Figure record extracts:

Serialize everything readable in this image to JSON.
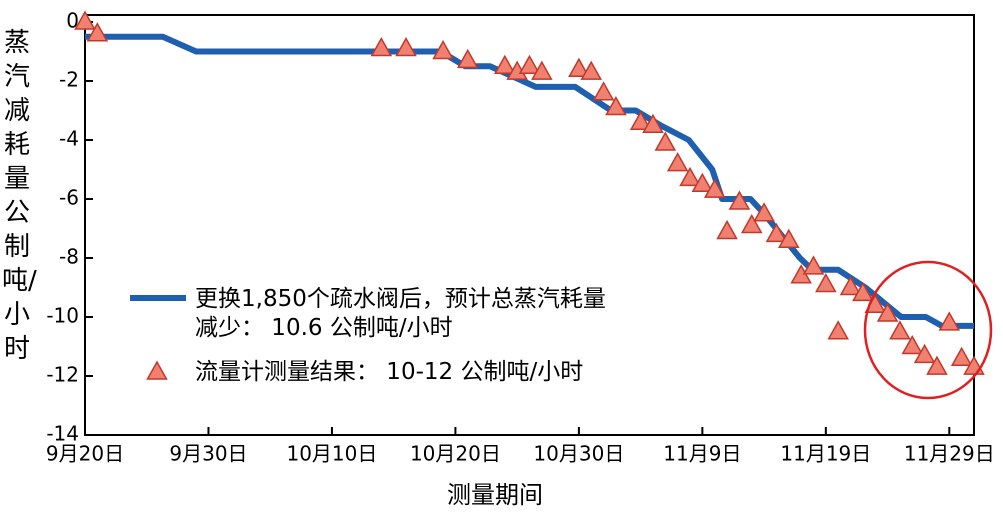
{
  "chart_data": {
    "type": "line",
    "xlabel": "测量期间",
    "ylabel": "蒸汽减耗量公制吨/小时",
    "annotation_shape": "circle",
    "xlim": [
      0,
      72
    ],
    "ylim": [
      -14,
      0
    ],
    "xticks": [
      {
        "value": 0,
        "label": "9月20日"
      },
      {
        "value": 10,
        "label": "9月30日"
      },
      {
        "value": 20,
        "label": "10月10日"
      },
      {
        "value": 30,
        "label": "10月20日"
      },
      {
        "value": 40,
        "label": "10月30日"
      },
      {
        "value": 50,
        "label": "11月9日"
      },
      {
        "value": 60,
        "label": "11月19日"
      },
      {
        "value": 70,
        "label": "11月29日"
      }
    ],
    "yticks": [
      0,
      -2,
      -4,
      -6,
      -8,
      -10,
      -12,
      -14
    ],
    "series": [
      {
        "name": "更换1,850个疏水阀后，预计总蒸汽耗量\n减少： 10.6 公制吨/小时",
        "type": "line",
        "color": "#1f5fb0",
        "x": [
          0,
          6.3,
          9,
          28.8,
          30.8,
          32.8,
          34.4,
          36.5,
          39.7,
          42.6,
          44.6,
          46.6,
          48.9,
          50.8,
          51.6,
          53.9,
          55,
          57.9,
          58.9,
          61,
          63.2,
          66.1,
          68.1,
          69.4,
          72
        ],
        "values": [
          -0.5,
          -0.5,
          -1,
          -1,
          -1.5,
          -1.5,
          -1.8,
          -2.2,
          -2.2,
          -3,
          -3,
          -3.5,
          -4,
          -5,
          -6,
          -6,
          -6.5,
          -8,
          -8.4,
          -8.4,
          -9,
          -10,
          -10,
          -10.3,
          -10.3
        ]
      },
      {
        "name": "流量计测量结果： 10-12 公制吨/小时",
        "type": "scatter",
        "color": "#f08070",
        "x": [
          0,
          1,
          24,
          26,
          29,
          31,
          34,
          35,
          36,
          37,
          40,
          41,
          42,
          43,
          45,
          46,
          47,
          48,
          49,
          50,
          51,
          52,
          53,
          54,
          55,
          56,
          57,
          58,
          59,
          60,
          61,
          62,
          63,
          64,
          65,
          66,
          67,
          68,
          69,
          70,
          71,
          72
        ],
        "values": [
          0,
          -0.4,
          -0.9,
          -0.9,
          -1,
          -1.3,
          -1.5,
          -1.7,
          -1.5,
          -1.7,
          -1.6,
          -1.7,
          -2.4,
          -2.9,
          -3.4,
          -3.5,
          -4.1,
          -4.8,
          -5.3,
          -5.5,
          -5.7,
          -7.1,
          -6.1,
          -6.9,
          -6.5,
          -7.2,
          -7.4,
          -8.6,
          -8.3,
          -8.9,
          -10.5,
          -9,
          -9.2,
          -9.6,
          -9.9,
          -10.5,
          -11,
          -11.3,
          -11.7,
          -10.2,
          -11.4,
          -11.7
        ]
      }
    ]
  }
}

...

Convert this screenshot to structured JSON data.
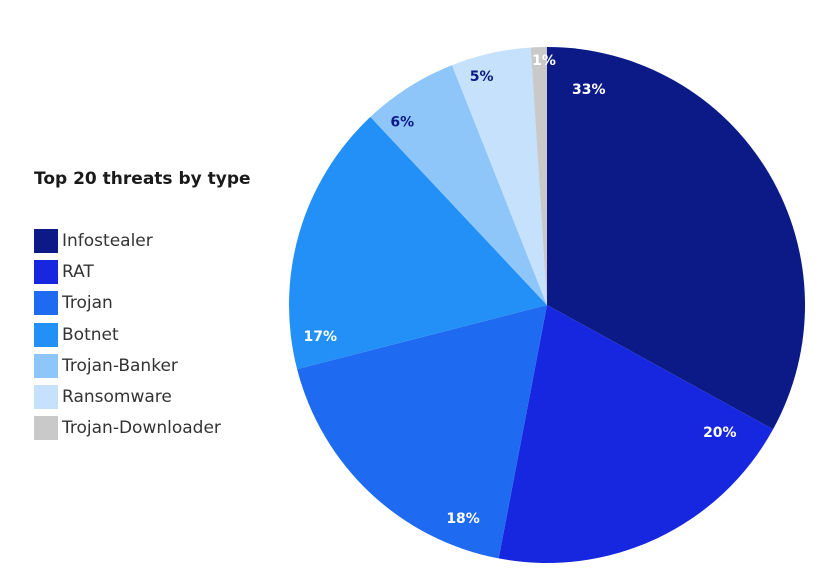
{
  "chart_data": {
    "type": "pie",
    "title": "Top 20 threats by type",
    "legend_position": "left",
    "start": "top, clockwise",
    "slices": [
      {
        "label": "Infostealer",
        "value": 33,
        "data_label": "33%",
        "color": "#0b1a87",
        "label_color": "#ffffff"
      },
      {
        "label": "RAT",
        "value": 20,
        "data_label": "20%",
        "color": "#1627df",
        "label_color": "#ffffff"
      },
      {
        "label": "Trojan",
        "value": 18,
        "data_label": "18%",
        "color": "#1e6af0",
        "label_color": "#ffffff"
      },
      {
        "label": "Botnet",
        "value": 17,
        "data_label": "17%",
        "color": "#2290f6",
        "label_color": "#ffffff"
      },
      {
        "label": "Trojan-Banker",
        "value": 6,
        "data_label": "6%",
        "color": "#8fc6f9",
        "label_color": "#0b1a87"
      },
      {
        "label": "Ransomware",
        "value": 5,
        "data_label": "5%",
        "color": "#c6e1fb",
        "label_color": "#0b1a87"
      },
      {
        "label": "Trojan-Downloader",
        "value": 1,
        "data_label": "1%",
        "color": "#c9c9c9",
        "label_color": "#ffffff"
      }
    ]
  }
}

§ **Directive**: Copy each line above containing the string "this".

§ **Reply**:
Serialize everything readable in this image to JSON.
Convert this screenshot to structured JSON data.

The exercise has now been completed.